>> Start Records to process

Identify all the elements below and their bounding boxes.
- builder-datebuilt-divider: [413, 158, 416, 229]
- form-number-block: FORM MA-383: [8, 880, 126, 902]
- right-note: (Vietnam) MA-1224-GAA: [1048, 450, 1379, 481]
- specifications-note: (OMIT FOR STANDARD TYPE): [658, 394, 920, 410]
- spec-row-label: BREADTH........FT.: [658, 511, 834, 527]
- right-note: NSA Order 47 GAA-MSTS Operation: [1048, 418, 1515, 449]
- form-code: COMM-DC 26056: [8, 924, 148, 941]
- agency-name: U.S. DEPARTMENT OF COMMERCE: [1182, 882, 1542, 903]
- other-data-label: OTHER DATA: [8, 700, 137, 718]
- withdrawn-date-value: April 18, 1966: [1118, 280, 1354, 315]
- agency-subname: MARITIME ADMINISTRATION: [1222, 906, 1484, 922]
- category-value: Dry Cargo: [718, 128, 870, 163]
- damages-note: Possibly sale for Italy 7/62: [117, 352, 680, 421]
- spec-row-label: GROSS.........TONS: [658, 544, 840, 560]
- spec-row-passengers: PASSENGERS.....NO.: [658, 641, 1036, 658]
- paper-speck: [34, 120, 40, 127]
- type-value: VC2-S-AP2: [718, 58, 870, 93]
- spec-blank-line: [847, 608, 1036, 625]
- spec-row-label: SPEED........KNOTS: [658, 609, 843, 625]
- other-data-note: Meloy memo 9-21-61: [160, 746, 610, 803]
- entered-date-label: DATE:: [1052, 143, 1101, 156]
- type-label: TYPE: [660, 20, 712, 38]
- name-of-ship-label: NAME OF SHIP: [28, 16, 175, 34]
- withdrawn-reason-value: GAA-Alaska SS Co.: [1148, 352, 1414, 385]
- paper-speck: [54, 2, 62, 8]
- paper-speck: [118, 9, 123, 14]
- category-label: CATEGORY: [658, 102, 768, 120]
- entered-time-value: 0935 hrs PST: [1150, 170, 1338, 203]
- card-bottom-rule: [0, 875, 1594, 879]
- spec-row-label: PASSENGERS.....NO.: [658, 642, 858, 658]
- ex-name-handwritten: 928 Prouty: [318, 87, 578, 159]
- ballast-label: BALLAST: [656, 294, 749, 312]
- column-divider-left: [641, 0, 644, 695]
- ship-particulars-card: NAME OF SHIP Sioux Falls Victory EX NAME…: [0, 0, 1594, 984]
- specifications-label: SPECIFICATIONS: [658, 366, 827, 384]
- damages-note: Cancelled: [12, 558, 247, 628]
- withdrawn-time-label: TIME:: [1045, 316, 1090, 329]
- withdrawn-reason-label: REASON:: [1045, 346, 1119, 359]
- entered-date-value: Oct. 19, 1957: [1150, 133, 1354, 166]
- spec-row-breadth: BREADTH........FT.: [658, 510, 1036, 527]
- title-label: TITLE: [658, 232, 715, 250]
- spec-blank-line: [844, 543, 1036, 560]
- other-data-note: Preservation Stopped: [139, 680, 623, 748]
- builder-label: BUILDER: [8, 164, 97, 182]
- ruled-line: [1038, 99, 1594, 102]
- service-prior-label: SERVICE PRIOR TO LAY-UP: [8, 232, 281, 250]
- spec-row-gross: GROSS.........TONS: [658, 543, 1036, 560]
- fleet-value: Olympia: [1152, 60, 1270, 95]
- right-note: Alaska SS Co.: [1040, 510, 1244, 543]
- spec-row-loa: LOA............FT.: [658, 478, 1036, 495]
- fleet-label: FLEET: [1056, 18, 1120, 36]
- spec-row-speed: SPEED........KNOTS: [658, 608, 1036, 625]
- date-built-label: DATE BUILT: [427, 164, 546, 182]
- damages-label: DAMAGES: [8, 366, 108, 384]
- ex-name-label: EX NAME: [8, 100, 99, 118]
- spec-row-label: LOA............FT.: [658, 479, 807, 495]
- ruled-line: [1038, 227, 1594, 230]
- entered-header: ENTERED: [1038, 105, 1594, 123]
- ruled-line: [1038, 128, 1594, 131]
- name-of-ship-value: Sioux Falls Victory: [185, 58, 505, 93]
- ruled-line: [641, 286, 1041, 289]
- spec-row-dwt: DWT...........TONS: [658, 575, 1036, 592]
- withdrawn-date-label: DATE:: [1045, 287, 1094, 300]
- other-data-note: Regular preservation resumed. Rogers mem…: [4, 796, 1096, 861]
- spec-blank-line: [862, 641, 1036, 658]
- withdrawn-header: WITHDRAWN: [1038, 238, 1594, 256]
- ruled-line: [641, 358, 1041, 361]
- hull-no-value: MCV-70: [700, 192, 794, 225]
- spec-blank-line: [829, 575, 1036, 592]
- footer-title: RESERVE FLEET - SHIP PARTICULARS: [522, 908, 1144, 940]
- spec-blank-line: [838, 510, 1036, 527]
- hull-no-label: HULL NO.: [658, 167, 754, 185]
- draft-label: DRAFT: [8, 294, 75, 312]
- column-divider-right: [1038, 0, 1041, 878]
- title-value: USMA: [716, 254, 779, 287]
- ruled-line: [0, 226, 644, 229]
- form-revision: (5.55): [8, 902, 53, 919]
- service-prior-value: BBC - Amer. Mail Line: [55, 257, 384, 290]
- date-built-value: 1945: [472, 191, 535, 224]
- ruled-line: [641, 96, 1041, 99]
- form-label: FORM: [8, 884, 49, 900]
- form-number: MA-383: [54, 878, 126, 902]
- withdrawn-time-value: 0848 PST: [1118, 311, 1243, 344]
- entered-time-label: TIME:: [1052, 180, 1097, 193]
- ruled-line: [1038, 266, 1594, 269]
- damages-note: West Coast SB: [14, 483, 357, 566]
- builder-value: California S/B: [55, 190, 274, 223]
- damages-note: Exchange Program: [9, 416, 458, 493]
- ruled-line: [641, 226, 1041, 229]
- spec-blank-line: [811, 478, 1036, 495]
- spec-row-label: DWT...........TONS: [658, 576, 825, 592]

>> End Records to process

Work required - Copy the records above line for line, changing nothing.

Problem solution -
Identify all the elements below and their bounding boxes.
- builder-datebuilt-divider: [413, 158, 416, 229]
- form-number-block: FORM MA-383: [8, 880, 126, 902]
- right-note: (Vietnam) MA-1224-GAA: [1048, 450, 1379, 481]
- specifications-note: (OMIT FOR STANDARD TYPE): [658, 394, 920, 410]
- spec-row-label: BREADTH........FT.: [658, 511, 834, 527]
- right-note: NSA Order 47 GAA-MSTS Operation: [1048, 418, 1515, 449]
- form-code: COMM-DC 26056: [8, 924, 148, 941]
- agency-name: U.S. DEPARTMENT OF COMMERCE: [1182, 882, 1542, 903]
- other-data-label: OTHER DATA: [8, 700, 137, 718]
- withdrawn-date-value: April 18, 1966: [1118, 280, 1354, 315]
- agency-subname: MARITIME ADMINISTRATION: [1222, 906, 1484, 922]
- category-value: Dry Cargo: [718, 128, 870, 163]
- damages-note: Possibly sale for Italy 7/62: [117, 352, 680, 421]
- spec-row-label: GROSS.........TONS: [658, 544, 840, 560]
- spec-row-passengers: PASSENGERS.....NO.: [658, 641, 1036, 658]
- paper-speck: [34, 120, 40, 127]
- type-value: VC2-S-AP2: [718, 58, 870, 93]
- spec-blank-line: [847, 608, 1036, 625]
- spec-row-label: SPEED........KNOTS: [658, 609, 843, 625]
- other-data-note: Meloy memo 9-21-61: [160, 746, 610, 803]
- entered-date-label: DATE:: [1052, 143, 1101, 156]
- type-label: TYPE: [660, 20, 712, 38]
- name-of-ship-label: NAME OF SHIP: [28, 16, 175, 34]
- withdrawn-reason-value: GAA-Alaska SS Co.: [1148, 352, 1414, 385]
- paper-speck: [54, 2, 62, 8]
- paper-speck: [118, 9, 123, 14]
- category-label: CATEGORY: [658, 102, 768, 120]
- entered-time-value: 0935 hrs PST: [1150, 170, 1338, 203]
- card-bottom-rule: [0, 875, 1594, 879]
- spec-row-label: PASSENGERS.....NO.: [658, 642, 858, 658]
- ex-name-handwritten: 928 Prouty: [318, 87, 578, 159]
- ballast-label: BALLAST: [656, 294, 749, 312]
- column-divider-left: [641, 0, 644, 695]
- ship-particulars-card: NAME OF SHIP Sioux Falls Victory EX NAME…: [0, 0, 1594, 984]
- specifications-label: SPECIFICATIONS: [658, 366, 827, 384]
- damages-note: Cancelled: [12, 558, 247, 628]
- withdrawn-time-label: TIME:: [1045, 316, 1090, 329]
- withdrawn-reason-label: REASON:: [1045, 346, 1119, 359]
- entered-date-value: Oct. 19, 1957: [1150, 133, 1354, 166]
- spec-row-breadth: BREADTH........FT.: [658, 510, 1036, 527]
- title-label: TITLE: [658, 232, 715, 250]
- spec-blank-line: [844, 543, 1036, 560]
- other-data-note: Preservation Stopped: [139, 680, 623, 748]
- builder-label: BUILDER: [8, 164, 97, 182]
- ruled-line: [1038, 99, 1594, 102]
- service-prior-label: SERVICE PRIOR TO LAY-UP: [8, 232, 281, 250]
- spec-row-gross: GROSS.........TONS: [658, 543, 1036, 560]
- fleet-value: Olympia: [1152, 60, 1270, 95]
- right-note: Alaska SS Co.: [1040, 510, 1244, 543]
- spec-row-loa: LOA............FT.: [658, 478, 1036, 495]
- fleet-label: FLEET: [1056, 18, 1120, 36]
- spec-row-speed: SPEED........KNOTS: [658, 608, 1036, 625]
- date-built-label: DATE BUILT: [427, 164, 546, 182]
- damages-label: DAMAGES: [8, 366, 108, 384]
- ex-name-label: EX NAME: [8, 100, 99, 118]
- spec-row-label: LOA............FT.: [658, 479, 807, 495]
- ruled-line: [1038, 227, 1594, 230]
- entered-header: ENTERED: [1038, 105, 1594, 123]
- ruled-line: [1038, 128, 1594, 131]
- name-of-ship-value: Sioux Falls Victory: [185, 58, 505, 93]
- ruled-line: [641, 286, 1041, 289]
- spec-row-dwt: DWT...........TONS: [658, 575, 1036, 592]
- withdrawn-date-label: DATE:: [1045, 287, 1094, 300]
- other-data-note: Regular preservation resumed. Rogers mem…: [4, 796, 1096, 861]
- spec-blank-line: [862, 641, 1036, 658]
- withdrawn-header: WITHDRAWN: [1038, 238, 1594, 256]
- ruled-line: [641, 358, 1041, 361]
- hull-no-value: MCV-70: [700, 192, 794, 225]
- spec-blank-line: [829, 575, 1036, 592]
- footer-title: RESERVE FLEET - SHIP PARTICULARS: [522, 908, 1144, 940]
- spec-blank-line: [838, 510, 1036, 527]
- hull-no-label: HULL NO.: [658, 167, 754, 185]
- draft-label: DRAFT: [8, 294, 75, 312]
- column-divider-right: [1038, 0, 1041, 878]
- title-value: USMA: [716, 254, 779, 287]
- ruled-line: [0, 226, 644, 229]
- form-revision: (5.55): [8, 902, 53, 919]
- service-prior-value: BBC - Amer. Mail Line: [55, 257, 384, 290]
- date-built-value: 1945: [472, 191, 535, 224]
- ruled-line: [641, 96, 1041, 99]
- form-label: FORM: [8, 884, 49, 900]
- form-number: MA-383: [54, 878, 126, 902]
- withdrawn-time-value: 0848 PST: [1118, 311, 1243, 344]
- entered-time-label: TIME:: [1052, 180, 1097, 193]
- ruled-line: [1038, 266, 1594, 269]
- damages-note: West Coast SB: [14, 483, 357, 566]
- builder-value: California S/B: [55, 190, 274, 223]
- damages-note: Exchange Program: [9, 416, 458, 493]
- ruled-line: [641, 226, 1041, 229]
- spec-blank-line: [811, 478, 1036, 495]
- spec-row-label: DWT...........TONS: [658, 576, 825, 592]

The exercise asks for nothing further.